• _Problem_: Determine how many lines hold "streak" and give only that number.

• _Extracted records_:
_____
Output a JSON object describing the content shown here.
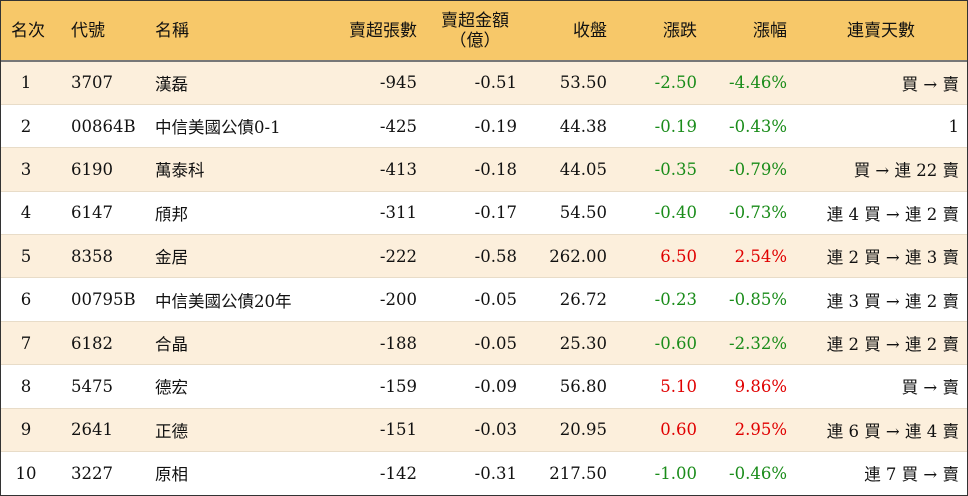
{
  "headers": {
    "rank": "名次",
    "code": "代號",
    "name": "名稱",
    "sell_lots": "賣超張數",
    "sell_amt_line1": "賣超金額",
    "sell_amt_line2": "（億）",
    "close": "收盤",
    "change": "漲跌",
    "pct": "漲幅",
    "streak": "連賣天數"
  },
  "colors": {
    "header_bg": "#f7c869",
    "stripe_bg": "#fcefdc",
    "up": "#e00000",
    "down": "#1a8c1a"
  },
  "rows": [
    {
      "rank": "1",
      "code": "3707",
      "name": "漢磊",
      "sell_lots": "-945",
      "sell_amt": "-0.51",
      "close": "53.50",
      "change": "-2.50",
      "pct": "-4.46%",
      "streak": "買 → 賣",
      "dir": "neg"
    },
    {
      "rank": "2",
      "code": "00864B",
      "name": "中信美國公債0-1",
      "sell_lots": "-425",
      "sell_amt": "-0.19",
      "close": "44.38",
      "change": "-0.19",
      "pct": "-0.43%",
      "streak": "1",
      "dir": "neg"
    },
    {
      "rank": "3",
      "code": "6190",
      "name": "萬泰科",
      "sell_lots": "-413",
      "sell_amt": "-0.18",
      "close": "44.05",
      "change": "-0.35",
      "pct": "-0.79%",
      "streak": "買 → 連 22 賣",
      "dir": "neg"
    },
    {
      "rank": "4",
      "code": "6147",
      "name": "頎邦",
      "sell_lots": "-311",
      "sell_amt": "-0.17",
      "close": "54.50",
      "change": "-0.40",
      "pct": "-0.73%",
      "streak": "連 4 買 → 連 2 賣",
      "dir": "neg"
    },
    {
      "rank": "5",
      "code": "8358",
      "name": "金居",
      "sell_lots": "-222",
      "sell_amt": "-0.58",
      "close": "262.00",
      "change": "6.50",
      "pct": "2.54%",
      "streak": "連 2 買 → 連 3 賣",
      "dir": "pos"
    },
    {
      "rank": "6",
      "code": "00795B",
      "name": "中信美國公債20年",
      "sell_lots": "-200",
      "sell_amt": "-0.05",
      "close": "26.72",
      "change": "-0.23",
      "pct": "-0.85%",
      "streak": "連 3 買 → 連 2 賣",
      "dir": "neg"
    },
    {
      "rank": "7",
      "code": "6182",
      "name": "合晶",
      "sell_lots": "-188",
      "sell_amt": "-0.05",
      "close": "25.30",
      "change": "-0.60",
      "pct": "-2.32%",
      "streak": "連 2 買 → 連 2 賣",
      "dir": "neg"
    },
    {
      "rank": "8",
      "code": "5475",
      "name": "德宏",
      "sell_lots": "-159",
      "sell_amt": "-0.09",
      "close": "56.80",
      "change": "5.10",
      "pct": "9.86%",
      "streak": "買 → 賣",
      "dir": "pos"
    },
    {
      "rank": "9",
      "code": "2641",
      "name": "正德",
      "sell_lots": "-151",
      "sell_amt": "-0.03",
      "close": "20.95",
      "change": "0.60",
      "pct": "2.95%",
      "streak": "連 6 買 → 連 4 賣",
      "dir": "pos"
    },
    {
      "rank": "10",
      "code": "3227",
      "name": "原相",
      "sell_lots": "-142",
      "sell_amt": "-0.31",
      "close": "217.50",
      "change": "-1.00",
      "pct": "-0.46%",
      "streak": "連 7 買 → 賣",
      "dir": "neg"
    }
  ]
}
_____
• _Solution to the problem_: 11